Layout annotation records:
══════

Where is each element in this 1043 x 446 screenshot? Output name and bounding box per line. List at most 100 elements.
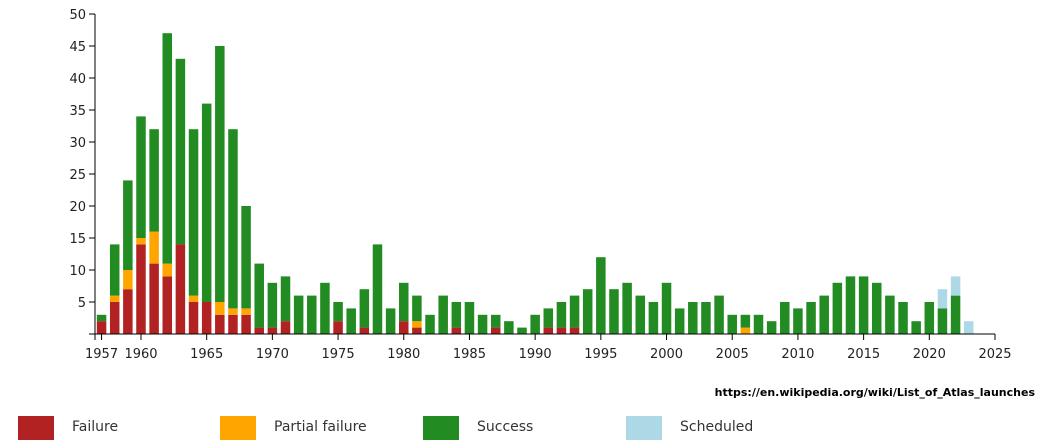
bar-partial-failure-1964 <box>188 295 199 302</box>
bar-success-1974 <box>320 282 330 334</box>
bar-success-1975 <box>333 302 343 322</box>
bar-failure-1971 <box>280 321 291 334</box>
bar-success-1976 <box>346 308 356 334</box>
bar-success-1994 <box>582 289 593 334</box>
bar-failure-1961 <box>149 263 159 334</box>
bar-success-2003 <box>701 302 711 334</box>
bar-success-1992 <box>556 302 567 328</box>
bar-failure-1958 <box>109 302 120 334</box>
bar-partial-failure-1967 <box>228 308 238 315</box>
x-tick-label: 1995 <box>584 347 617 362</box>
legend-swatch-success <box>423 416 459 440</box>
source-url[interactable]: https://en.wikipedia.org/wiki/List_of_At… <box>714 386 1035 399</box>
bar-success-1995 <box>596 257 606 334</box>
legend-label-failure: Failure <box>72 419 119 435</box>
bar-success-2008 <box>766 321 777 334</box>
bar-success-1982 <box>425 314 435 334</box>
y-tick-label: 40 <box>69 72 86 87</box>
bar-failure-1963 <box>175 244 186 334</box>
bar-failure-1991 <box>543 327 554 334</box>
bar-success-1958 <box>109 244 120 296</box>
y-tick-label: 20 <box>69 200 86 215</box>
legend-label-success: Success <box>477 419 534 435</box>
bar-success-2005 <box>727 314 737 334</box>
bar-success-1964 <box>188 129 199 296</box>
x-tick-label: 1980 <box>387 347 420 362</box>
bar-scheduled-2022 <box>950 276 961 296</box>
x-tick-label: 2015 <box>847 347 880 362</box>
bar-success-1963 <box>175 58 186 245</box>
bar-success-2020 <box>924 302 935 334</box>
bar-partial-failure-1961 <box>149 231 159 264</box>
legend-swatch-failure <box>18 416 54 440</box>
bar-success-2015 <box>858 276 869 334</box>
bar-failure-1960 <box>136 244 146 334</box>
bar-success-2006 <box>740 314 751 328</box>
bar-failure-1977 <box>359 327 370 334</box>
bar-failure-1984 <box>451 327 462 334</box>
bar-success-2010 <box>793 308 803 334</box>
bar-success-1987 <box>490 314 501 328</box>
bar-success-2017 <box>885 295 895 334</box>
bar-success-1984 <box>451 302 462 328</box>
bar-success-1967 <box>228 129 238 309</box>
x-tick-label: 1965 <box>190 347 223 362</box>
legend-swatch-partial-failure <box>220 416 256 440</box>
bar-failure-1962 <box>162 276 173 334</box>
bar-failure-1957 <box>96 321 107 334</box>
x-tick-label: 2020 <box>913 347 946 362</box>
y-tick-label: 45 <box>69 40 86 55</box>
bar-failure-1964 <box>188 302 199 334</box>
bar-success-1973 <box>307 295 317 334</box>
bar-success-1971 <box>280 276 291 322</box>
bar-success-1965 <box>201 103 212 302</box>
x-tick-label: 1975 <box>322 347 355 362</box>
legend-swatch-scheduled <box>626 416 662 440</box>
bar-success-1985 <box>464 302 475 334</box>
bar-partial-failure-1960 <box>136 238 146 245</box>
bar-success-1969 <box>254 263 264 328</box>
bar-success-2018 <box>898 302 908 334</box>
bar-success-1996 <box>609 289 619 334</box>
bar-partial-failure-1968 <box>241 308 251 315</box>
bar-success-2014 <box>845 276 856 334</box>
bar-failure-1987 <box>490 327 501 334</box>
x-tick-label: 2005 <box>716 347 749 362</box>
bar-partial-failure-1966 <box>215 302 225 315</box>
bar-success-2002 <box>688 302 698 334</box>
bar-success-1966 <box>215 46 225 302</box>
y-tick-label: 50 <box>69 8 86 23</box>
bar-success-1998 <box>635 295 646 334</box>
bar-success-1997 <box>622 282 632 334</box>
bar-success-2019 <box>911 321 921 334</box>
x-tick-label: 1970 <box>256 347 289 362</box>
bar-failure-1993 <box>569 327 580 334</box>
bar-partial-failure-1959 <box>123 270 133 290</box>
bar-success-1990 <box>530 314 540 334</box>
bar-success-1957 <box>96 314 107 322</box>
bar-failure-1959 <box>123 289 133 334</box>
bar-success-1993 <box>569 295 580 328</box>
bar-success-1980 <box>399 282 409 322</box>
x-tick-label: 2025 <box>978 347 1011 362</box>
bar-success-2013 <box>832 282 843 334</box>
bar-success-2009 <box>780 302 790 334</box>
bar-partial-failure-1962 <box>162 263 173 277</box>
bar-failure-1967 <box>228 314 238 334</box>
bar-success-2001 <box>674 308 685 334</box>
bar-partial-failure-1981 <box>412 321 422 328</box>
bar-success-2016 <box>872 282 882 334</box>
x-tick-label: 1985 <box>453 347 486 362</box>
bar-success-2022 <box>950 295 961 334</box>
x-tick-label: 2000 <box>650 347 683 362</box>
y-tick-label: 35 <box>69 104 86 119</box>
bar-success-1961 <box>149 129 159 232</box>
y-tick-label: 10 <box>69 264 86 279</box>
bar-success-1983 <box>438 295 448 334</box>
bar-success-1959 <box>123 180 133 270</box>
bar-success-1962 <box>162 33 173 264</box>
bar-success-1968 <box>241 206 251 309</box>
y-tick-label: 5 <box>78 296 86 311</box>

══════

Exercise description: Please repeat the lines of the records, beginning at the line that has "bar-partial-failure-1964 <box>188 295" and stopping after the one with "bar-success-1964 <box>188 129 199 296</box>", swapping "y-tick-label" for "y-axis-label" and changing nothing else.

Full response:
bar-partial-failure-1964 <box>188 295 199 302</box>
bar-success-1974 <box>320 282 330 334</box>
bar-success-1975 <box>333 302 343 322</box>
bar-failure-1971 <box>280 321 291 334</box>
bar-success-1976 <box>346 308 356 334</box>
bar-success-1994 <box>582 289 593 334</box>
bar-failure-1961 <box>149 263 159 334</box>
bar-success-2003 <box>701 302 711 334</box>
bar-success-1992 <box>556 302 567 328</box>
bar-failure-1958 <box>109 302 120 334</box>
bar-partial-failure-1967 <box>228 308 238 315</box>
x-tick-label: 1995 <box>584 347 617 362</box>
legend-swatch-success <box>423 416 459 440</box>
source-url[interactable]: https://en.wikipedia.org/wiki/List_of_At… <box>714 386 1035 399</box>
bar-success-1995 <box>596 257 606 334</box>
legend-label-failure: Failure <box>72 419 119 435</box>
bar-success-2008 <box>766 321 777 334</box>
bar-success-1982 <box>425 314 435 334</box>
y-axis-label: 40 <box>69 72 86 87</box>
bar-failure-1963 <box>175 244 186 334</box>
bar-failure-1991 <box>543 327 554 334</box>
bar-success-1958 <box>109 244 120 296</box>
y-axis-label: 20 <box>69 200 86 215</box>
legend-label-success: Success <box>477 419 534 435</box>
bar-success-2005 <box>727 314 737 334</box>
bar-success-1964 <box>188 129 199 296</box>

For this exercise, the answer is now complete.